TO DO:
Wherever the string "only" occurs in a line of these records, report that line.

[Collection entries]
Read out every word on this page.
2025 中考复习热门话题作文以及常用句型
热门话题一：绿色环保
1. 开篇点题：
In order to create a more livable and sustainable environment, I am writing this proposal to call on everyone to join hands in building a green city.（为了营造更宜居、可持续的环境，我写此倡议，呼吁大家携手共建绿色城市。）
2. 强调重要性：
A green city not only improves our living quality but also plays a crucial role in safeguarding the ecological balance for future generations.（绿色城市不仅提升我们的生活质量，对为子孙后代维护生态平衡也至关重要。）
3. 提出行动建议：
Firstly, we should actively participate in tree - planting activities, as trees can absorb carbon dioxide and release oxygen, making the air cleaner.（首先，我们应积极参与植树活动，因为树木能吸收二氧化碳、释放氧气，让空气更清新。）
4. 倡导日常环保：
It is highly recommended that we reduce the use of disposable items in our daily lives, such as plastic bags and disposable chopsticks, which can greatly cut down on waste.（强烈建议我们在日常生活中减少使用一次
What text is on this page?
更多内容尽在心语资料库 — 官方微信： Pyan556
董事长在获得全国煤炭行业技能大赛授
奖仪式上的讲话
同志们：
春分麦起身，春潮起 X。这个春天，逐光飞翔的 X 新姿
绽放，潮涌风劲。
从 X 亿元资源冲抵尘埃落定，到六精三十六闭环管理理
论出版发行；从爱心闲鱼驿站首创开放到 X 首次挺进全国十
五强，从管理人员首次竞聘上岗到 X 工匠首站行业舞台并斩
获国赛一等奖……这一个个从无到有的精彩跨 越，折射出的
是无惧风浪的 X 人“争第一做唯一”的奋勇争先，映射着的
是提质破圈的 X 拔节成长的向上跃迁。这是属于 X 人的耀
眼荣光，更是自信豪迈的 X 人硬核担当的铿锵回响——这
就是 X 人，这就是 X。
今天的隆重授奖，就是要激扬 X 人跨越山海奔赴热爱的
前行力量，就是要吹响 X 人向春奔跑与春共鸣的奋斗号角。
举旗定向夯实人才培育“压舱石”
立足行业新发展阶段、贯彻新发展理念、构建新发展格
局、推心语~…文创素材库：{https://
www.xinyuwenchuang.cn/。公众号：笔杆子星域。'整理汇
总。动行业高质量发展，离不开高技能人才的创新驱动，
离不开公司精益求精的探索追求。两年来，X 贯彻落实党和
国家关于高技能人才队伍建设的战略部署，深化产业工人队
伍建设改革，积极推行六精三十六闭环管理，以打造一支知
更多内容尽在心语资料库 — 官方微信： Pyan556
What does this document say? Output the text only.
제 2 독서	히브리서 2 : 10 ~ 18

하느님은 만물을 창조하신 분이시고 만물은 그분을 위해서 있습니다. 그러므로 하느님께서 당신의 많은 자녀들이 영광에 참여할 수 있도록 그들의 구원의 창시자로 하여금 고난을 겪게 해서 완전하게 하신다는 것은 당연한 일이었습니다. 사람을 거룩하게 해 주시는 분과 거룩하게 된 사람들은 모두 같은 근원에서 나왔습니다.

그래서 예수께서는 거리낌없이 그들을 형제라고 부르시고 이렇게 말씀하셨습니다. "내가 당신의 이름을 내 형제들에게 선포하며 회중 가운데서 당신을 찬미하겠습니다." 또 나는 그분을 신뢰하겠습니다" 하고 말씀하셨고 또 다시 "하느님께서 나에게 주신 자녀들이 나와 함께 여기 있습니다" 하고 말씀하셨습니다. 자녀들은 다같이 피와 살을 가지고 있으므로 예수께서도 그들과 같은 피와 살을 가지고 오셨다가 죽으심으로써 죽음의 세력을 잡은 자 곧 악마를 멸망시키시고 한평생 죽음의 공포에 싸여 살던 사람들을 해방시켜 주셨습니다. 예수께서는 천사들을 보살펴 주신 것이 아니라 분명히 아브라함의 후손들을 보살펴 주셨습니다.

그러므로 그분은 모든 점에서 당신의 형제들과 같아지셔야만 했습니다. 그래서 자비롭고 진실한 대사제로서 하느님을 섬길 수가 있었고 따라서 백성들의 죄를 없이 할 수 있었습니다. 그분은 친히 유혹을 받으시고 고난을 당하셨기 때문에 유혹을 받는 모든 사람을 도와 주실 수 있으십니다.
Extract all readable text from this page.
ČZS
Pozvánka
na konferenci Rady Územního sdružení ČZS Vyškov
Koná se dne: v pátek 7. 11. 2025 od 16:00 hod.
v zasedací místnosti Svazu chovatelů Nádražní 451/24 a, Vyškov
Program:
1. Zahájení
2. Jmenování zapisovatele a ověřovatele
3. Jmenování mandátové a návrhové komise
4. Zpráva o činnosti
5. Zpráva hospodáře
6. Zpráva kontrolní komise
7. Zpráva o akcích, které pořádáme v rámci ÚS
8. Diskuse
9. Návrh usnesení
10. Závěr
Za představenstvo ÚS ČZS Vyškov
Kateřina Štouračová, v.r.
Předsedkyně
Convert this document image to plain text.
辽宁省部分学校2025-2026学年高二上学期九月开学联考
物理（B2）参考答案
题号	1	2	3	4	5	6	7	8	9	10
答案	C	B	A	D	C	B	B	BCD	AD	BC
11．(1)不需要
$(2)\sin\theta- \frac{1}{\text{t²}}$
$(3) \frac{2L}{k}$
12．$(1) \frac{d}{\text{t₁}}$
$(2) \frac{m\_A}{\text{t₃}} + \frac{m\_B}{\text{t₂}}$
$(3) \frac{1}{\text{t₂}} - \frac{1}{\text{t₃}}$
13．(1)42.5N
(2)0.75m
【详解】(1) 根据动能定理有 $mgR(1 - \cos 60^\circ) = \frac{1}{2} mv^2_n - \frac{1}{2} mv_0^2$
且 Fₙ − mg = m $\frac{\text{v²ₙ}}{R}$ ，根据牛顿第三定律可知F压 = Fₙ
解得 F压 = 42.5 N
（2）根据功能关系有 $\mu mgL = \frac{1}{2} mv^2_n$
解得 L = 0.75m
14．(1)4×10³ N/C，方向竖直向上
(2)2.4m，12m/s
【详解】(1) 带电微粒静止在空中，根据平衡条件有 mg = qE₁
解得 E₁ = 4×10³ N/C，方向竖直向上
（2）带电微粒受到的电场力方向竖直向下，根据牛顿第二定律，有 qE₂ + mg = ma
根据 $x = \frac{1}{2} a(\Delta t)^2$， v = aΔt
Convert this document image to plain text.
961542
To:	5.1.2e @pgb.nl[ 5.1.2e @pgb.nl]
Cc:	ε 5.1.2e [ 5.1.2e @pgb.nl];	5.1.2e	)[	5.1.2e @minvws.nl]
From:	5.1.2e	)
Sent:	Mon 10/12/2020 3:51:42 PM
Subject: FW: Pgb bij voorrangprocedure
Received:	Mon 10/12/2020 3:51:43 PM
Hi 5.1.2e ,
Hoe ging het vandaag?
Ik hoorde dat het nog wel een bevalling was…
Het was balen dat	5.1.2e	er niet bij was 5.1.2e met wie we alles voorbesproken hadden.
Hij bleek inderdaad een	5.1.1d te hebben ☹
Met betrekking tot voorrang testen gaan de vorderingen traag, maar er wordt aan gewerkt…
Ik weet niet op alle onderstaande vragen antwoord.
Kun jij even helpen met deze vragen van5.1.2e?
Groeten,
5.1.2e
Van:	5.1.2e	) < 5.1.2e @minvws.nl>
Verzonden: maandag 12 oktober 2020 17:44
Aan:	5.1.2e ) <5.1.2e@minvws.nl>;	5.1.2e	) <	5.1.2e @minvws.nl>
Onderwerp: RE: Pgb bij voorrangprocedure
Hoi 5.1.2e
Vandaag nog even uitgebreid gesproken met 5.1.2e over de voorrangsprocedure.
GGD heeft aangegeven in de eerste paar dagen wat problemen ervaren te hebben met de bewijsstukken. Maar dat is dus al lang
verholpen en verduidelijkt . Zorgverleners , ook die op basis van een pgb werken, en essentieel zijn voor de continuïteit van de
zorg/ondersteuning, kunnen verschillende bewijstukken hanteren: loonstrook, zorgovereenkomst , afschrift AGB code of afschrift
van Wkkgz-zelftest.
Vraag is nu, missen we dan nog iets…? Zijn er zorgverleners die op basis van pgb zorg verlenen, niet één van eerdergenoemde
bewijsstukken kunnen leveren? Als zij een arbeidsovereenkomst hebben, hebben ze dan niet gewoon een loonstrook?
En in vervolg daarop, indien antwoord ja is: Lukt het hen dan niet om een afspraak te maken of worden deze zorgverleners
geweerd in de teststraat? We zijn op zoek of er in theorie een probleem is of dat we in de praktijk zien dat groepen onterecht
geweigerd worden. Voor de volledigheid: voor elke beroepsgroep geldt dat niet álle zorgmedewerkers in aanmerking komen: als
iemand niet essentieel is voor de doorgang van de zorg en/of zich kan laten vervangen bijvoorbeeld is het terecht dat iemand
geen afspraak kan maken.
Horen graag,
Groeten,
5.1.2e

PROBLEM SOLUTION:
A green city not only improves our living quality but also plays a crucial role in safeguarding the ecological balance for future generations.（绿色城市不仅提升我们的生活质量，对为子孙后代维护生态平衡也至关重要。）
What does this document say? Output the text only.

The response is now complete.